* [Task prompt]:
Output the data word for word, dropping every image.

* [Dataset excerpts]:

-=-=-=-=-

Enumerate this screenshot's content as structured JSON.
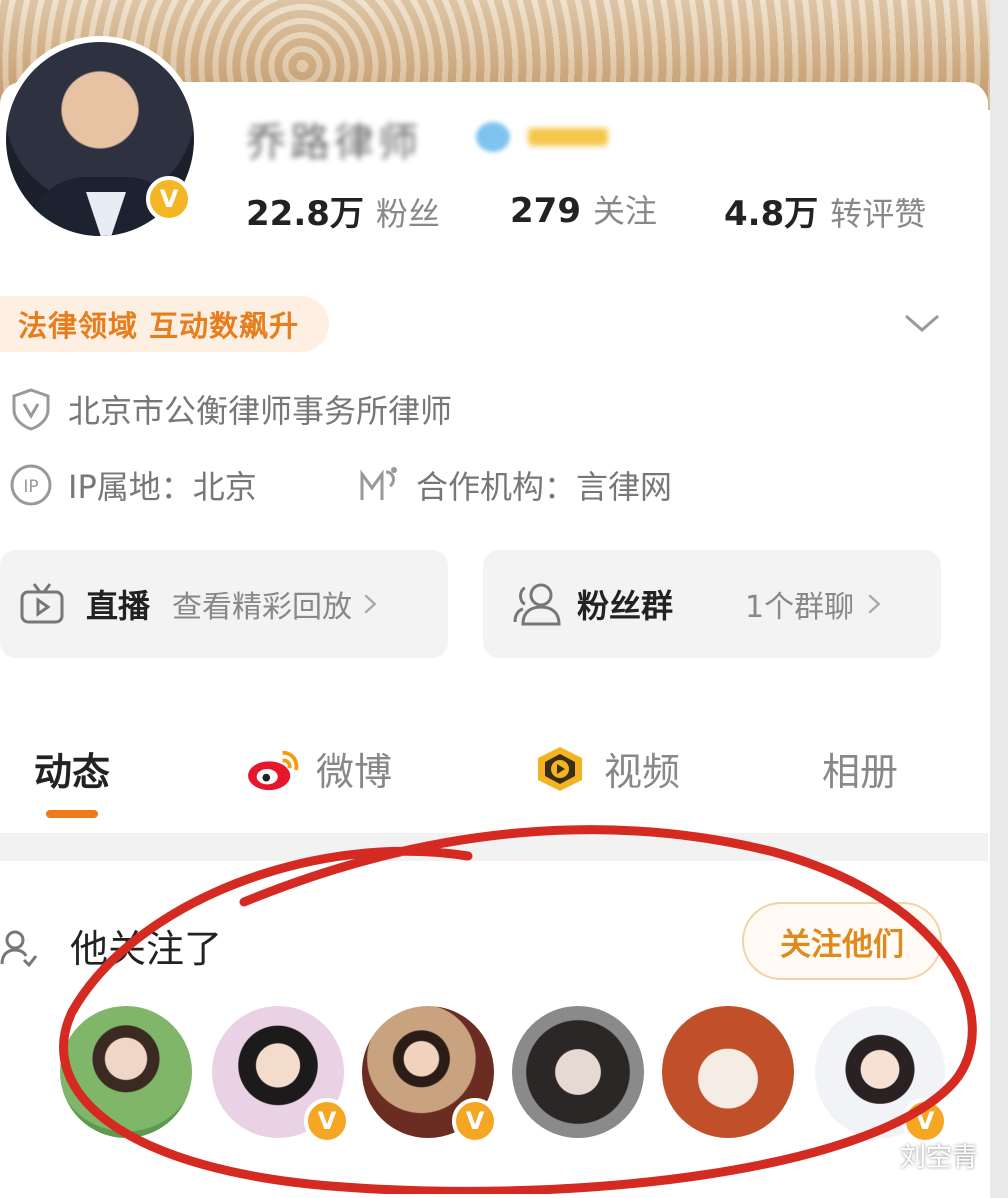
{
  "profile": {
    "name": "乔路律师",
    "stats": [
      {
        "num": "22.8万",
        "label": "粉丝"
      },
      {
        "num": "279",
        "label": "关注"
      },
      {
        "num": "4.8万",
        "label": "转评赞"
      }
    ],
    "tag": "法律领域 互动数飙升",
    "verified_text": "北京市公衡律师事务所律师",
    "ip_label": "IP属地：北京",
    "partner_label": "合作机构：言律网"
  },
  "quick_links": {
    "live": {
      "title": "直播",
      "sub": "查看精彩回放"
    },
    "fan_group": {
      "title": "粉丝群",
      "sub": "1个群聊"
    }
  },
  "tabs": [
    {
      "label": "动态"
    },
    {
      "label": "微博"
    },
    {
      "label": "视频"
    },
    {
      "label": "相册"
    }
  ],
  "following": {
    "title": "他关注了",
    "button": "关注他们"
  },
  "watermark": "刘空青",
  "colors": {
    "accent": "#f07a1a",
    "verified": "#f5b625",
    "annotation_ring": "#d42a22"
  }
}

-=-=-=-=-

* [The output]:
Enumerate this screenshot's content as structured JSON.
{
  "profile": {
    "name": "乔路律师",
    "stats": [
      {
        "num": "22.8万",
        "label": "粉丝"
      },
      {
        "num": "279",
        "label": "关注"
      },
      {
        "num": "4.8万",
        "label": "转评赞"
      }
    ],
    "tag": "法律领域 互动数飙升",
    "verified_text": "北京市公衡律师事务所律师",
    "ip_label": "IP属地：北京",
    "partner_label": "合作机构：言律网"
  },
  "quick_links": {
    "live": {
      "title": "直播",
      "sub": "查看精彩回放"
    },
    "fan_group": {
      "title": "粉丝群",
      "sub": "1个群聊"
    }
  },
  "tabs": [
    {
      "label": "动态"
    },
    {
      "label": "微博"
    },
    {
      "label": "视频"
    },
    {
      "label": "相册"
    }
  ],
  "following": {
    "title": "他关注了",
    "button": "关注他们"
  },
  "watermark": "刘空青",
  "colors": {
    "accent": "#f07a1a",
    "verified": "#f5b625",
    "annotation_ring": "#d42a22"
  }
}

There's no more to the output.